Task prompt:
Filter the entries and keep only the lines where the string "prepared" appears.
## BEGIN Given data
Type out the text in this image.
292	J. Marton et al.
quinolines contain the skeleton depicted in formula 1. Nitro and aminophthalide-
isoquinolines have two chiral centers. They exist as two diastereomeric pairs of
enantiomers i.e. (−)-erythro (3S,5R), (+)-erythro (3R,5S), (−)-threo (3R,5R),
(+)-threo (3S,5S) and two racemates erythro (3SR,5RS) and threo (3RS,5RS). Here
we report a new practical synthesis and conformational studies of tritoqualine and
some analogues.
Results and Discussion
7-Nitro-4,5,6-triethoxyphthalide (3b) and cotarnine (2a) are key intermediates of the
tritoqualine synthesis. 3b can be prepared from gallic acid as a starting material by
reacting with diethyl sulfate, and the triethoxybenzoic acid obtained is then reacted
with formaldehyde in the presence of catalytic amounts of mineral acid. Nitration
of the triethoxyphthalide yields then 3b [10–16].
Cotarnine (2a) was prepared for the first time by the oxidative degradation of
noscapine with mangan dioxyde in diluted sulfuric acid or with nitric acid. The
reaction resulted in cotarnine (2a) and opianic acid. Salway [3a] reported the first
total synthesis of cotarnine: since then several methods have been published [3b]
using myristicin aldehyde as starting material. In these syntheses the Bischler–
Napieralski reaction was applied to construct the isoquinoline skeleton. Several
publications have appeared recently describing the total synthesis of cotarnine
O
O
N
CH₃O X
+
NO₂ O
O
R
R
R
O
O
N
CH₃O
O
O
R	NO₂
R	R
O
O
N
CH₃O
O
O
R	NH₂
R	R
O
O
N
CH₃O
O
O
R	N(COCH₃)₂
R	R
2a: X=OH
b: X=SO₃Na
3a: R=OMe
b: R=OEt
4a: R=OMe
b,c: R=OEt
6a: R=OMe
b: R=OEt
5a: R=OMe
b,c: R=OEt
## END Given data
## BEGIN Given data
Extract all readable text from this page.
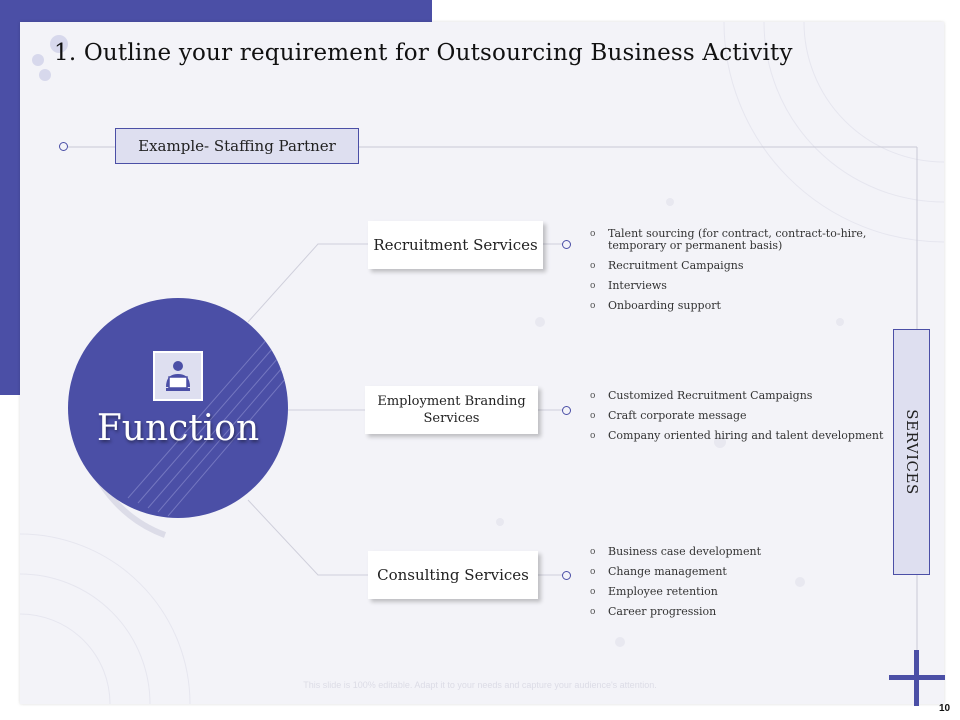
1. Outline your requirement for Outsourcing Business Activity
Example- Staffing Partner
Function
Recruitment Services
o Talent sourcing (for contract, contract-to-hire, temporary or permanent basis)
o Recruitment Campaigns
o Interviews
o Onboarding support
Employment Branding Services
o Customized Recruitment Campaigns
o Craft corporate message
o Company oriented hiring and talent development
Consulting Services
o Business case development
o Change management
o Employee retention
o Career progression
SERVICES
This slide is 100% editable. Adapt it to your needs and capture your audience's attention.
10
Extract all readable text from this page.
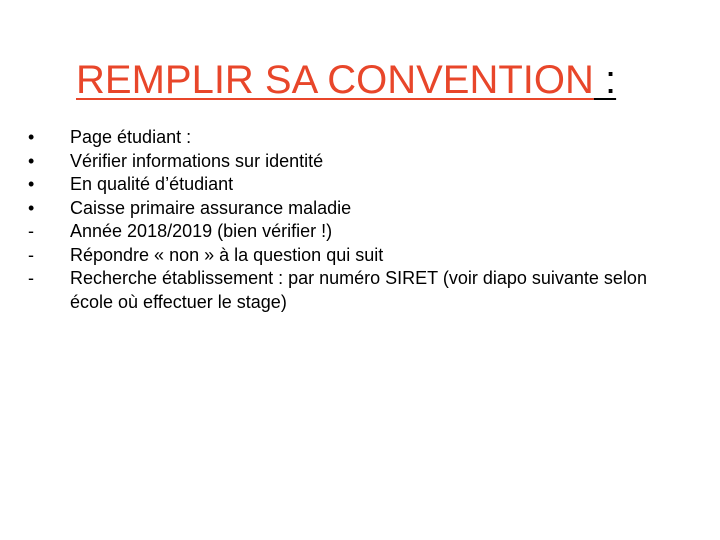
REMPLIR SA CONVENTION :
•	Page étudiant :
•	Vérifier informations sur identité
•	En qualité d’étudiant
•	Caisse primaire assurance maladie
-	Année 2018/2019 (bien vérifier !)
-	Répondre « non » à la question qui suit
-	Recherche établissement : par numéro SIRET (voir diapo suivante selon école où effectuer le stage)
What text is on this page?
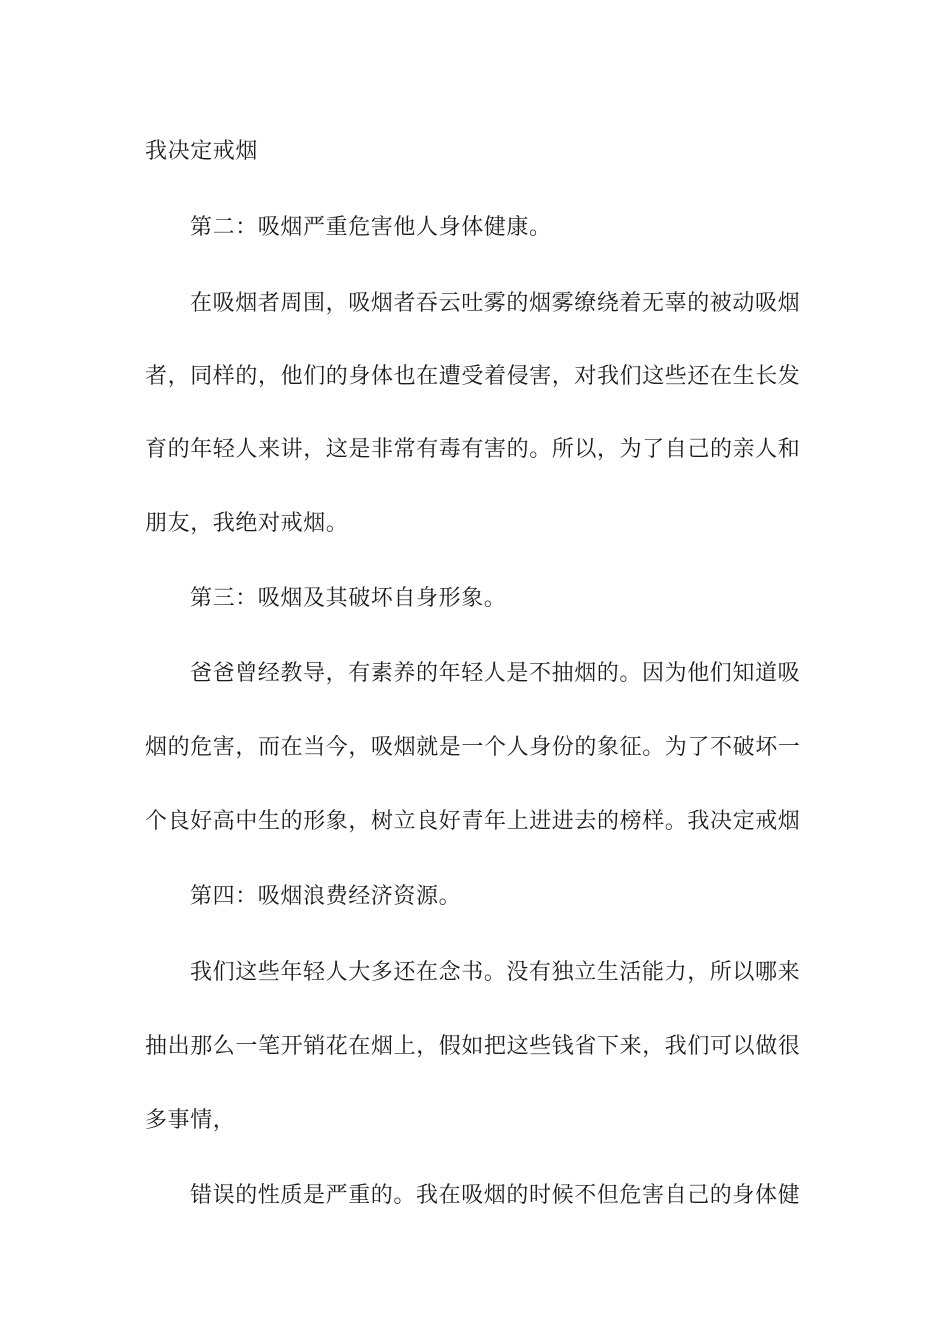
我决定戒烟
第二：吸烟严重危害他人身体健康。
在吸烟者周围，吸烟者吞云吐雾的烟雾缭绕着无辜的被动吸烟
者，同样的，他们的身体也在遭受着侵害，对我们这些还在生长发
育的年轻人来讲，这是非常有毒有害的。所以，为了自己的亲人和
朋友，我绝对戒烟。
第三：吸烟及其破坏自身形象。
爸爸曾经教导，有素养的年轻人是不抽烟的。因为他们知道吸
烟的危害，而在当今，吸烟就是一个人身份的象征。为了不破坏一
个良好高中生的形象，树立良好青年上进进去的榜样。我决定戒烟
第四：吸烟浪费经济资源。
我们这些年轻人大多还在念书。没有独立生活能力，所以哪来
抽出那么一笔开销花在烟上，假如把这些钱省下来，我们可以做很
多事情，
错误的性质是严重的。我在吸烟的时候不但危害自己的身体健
## END Given data
## BEGIN Given data
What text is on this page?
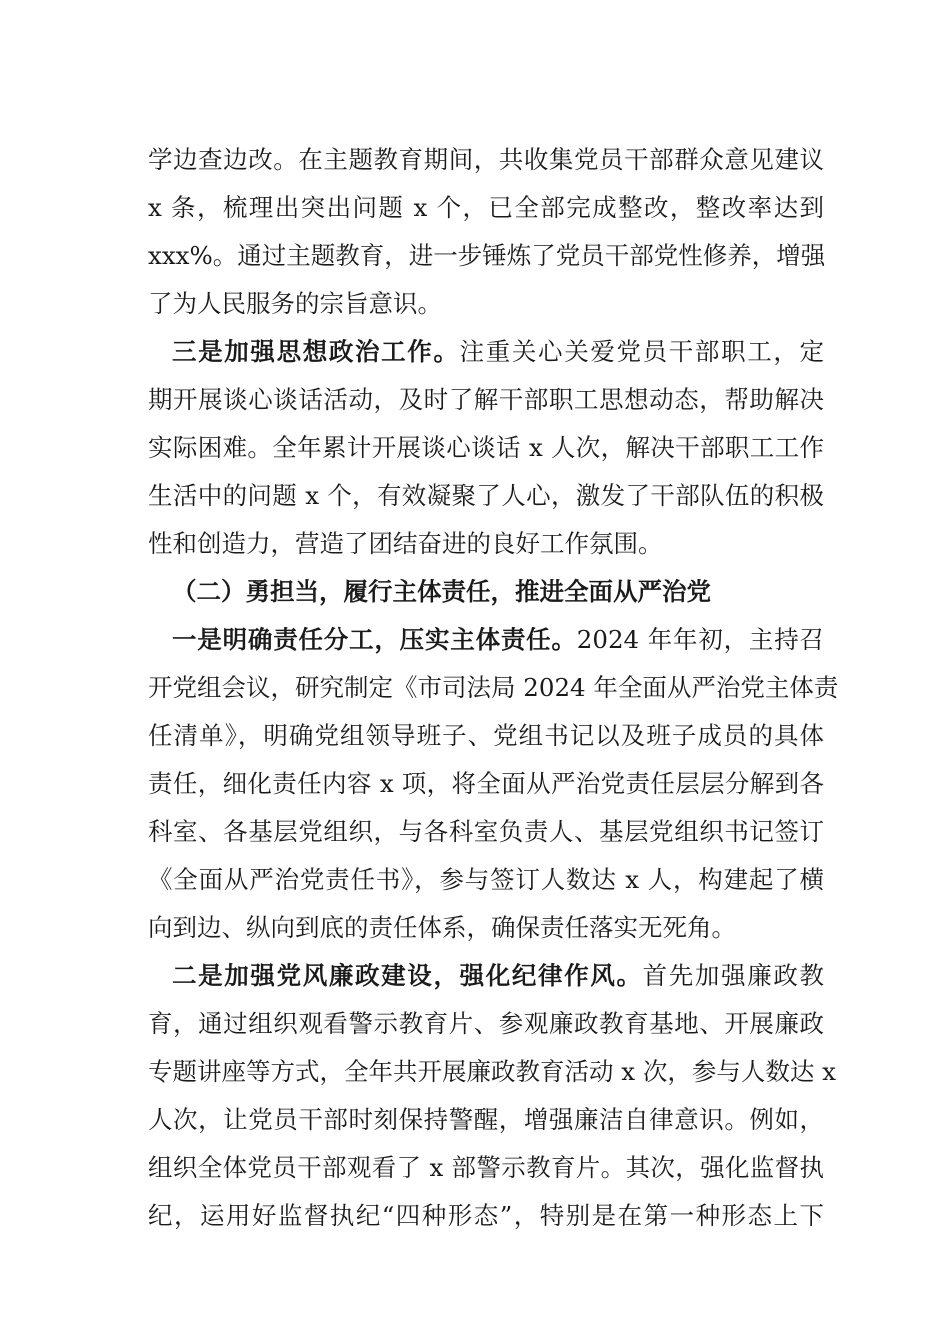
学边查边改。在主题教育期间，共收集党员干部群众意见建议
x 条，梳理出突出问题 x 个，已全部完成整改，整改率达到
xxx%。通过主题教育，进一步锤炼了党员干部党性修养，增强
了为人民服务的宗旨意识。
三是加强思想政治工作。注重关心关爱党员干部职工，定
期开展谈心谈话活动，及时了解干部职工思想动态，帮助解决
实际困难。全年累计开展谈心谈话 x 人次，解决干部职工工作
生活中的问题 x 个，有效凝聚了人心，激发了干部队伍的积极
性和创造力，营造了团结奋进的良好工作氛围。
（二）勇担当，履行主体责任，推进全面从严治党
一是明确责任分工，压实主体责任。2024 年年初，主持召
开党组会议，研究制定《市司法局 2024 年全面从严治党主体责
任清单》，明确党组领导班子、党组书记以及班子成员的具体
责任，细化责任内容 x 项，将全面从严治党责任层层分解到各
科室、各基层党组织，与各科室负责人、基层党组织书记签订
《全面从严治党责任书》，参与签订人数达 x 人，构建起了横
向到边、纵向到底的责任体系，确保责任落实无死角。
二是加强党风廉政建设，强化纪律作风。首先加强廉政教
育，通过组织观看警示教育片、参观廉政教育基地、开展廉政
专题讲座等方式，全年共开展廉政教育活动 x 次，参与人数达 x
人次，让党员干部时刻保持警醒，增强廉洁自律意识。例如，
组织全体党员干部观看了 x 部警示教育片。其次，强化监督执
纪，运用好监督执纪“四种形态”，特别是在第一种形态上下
## END Given data
Result of the task:
tritoqualine synthesis. 3b can be prepared from gallic acid as a starting material by
Cotarnine (2a) was prepared for the first time by the oxidative degradation of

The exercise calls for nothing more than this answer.